_Direction_
Find all the lines with "installed" and gather them.

_Data for the task_
* begin *

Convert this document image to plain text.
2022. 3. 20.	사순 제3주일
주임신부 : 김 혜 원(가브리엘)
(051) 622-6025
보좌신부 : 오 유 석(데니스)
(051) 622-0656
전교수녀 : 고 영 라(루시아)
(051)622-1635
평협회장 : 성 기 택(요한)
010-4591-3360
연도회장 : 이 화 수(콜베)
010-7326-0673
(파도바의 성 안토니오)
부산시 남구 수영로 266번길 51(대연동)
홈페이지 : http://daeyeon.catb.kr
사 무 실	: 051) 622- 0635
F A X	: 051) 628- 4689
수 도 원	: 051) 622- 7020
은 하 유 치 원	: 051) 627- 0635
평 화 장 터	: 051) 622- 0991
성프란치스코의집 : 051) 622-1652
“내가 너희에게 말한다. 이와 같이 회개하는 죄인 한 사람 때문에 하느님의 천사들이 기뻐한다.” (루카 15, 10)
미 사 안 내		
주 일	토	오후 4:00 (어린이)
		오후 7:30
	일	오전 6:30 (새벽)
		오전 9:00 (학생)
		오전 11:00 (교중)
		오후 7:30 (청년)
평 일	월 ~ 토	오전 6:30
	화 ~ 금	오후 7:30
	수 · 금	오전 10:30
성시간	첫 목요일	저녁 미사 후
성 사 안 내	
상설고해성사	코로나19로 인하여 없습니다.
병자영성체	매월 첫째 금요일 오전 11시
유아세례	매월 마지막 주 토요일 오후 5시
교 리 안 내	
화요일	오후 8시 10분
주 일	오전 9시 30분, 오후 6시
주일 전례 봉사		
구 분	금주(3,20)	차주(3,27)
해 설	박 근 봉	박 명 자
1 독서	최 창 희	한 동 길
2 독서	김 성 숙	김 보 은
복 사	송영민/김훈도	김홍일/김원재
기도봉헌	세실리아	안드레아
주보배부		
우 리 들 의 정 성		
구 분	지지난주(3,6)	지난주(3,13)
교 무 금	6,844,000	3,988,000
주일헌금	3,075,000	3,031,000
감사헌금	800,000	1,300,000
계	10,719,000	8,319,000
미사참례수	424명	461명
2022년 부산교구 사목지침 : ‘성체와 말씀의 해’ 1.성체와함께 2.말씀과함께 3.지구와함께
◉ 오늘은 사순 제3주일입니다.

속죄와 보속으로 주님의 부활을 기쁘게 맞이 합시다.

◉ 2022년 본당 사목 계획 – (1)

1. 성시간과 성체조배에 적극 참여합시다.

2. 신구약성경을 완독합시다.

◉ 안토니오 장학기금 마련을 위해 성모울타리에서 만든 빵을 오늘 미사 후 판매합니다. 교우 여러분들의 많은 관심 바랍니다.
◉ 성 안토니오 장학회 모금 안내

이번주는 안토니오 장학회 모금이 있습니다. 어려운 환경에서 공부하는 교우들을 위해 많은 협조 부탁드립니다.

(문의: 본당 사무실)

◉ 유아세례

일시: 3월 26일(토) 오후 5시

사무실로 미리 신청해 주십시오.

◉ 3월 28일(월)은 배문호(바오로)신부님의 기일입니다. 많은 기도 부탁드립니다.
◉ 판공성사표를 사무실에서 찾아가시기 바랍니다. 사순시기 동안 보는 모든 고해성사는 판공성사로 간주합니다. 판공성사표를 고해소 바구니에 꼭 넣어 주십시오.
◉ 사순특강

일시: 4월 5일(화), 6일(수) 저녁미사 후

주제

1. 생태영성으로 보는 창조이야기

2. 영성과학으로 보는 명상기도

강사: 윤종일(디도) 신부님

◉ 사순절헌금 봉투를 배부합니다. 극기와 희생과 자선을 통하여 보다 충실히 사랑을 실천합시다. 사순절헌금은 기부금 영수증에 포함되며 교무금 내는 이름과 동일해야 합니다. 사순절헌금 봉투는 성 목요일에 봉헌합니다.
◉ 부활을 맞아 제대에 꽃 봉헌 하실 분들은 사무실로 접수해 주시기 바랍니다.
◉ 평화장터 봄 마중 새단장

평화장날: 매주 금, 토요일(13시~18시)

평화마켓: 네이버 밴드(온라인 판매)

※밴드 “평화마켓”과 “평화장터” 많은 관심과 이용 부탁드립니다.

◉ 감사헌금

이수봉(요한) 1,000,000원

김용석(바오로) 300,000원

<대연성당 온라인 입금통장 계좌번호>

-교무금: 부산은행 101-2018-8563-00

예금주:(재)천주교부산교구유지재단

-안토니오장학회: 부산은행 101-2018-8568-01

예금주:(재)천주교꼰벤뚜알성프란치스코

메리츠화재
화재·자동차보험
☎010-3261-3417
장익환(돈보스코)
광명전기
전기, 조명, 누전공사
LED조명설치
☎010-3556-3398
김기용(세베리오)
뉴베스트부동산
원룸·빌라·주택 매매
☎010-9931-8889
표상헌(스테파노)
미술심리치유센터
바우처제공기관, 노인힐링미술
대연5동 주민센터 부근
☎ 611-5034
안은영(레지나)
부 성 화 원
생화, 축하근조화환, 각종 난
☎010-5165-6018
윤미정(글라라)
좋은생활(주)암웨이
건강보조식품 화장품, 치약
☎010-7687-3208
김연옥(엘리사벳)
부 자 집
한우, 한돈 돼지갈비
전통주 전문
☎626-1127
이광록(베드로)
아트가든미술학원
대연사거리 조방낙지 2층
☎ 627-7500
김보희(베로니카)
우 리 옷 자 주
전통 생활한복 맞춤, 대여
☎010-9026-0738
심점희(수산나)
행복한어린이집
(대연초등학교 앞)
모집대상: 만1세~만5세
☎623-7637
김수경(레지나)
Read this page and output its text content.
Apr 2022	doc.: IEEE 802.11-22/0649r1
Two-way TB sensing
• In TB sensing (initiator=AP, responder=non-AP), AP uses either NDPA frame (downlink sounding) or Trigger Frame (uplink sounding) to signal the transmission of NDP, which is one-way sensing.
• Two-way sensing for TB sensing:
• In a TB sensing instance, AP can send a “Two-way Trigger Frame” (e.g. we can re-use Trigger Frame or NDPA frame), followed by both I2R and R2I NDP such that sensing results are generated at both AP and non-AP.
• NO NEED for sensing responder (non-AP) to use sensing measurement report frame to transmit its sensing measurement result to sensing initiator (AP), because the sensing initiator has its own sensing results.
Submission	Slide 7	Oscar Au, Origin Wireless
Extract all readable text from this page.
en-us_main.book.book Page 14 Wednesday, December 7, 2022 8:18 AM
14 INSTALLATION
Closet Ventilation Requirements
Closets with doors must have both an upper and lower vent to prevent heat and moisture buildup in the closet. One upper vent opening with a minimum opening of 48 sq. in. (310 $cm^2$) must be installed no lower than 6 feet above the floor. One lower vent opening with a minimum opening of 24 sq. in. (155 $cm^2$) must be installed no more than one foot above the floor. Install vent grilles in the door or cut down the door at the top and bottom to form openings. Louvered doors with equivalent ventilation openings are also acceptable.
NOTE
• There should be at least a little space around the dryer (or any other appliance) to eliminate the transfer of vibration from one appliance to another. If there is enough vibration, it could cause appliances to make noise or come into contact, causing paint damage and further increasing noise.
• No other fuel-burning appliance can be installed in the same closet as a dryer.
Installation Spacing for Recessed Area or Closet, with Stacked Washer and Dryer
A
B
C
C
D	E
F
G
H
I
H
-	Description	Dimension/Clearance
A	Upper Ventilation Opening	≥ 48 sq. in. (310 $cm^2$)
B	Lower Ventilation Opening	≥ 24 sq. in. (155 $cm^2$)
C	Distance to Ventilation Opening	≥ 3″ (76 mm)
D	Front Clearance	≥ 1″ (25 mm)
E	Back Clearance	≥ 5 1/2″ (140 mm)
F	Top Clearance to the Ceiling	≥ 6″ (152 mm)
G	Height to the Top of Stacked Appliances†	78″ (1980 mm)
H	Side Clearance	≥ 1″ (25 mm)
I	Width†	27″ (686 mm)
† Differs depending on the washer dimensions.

* end *

_Expected output_
Closets with doors must have both an upper and lower vent to prevent heat and moisture buildup in the closet. One upper vent opening with a minimum opening of 48 sq. in. (310 $cm^2$) must be installed no lower than 6 feet above the floor. One lower vent opening with a minimum opening of 24 sq. in. (155 $cm^2$) must be installed no more than one foot above the floor. Install vent grilles in the door or cut down the door at the top and bottom to form openings. Louvered doors with equivalent ventilation openings are also acceptable.
• No other fuel-burning appliance can be installed in the same closet as a dryer.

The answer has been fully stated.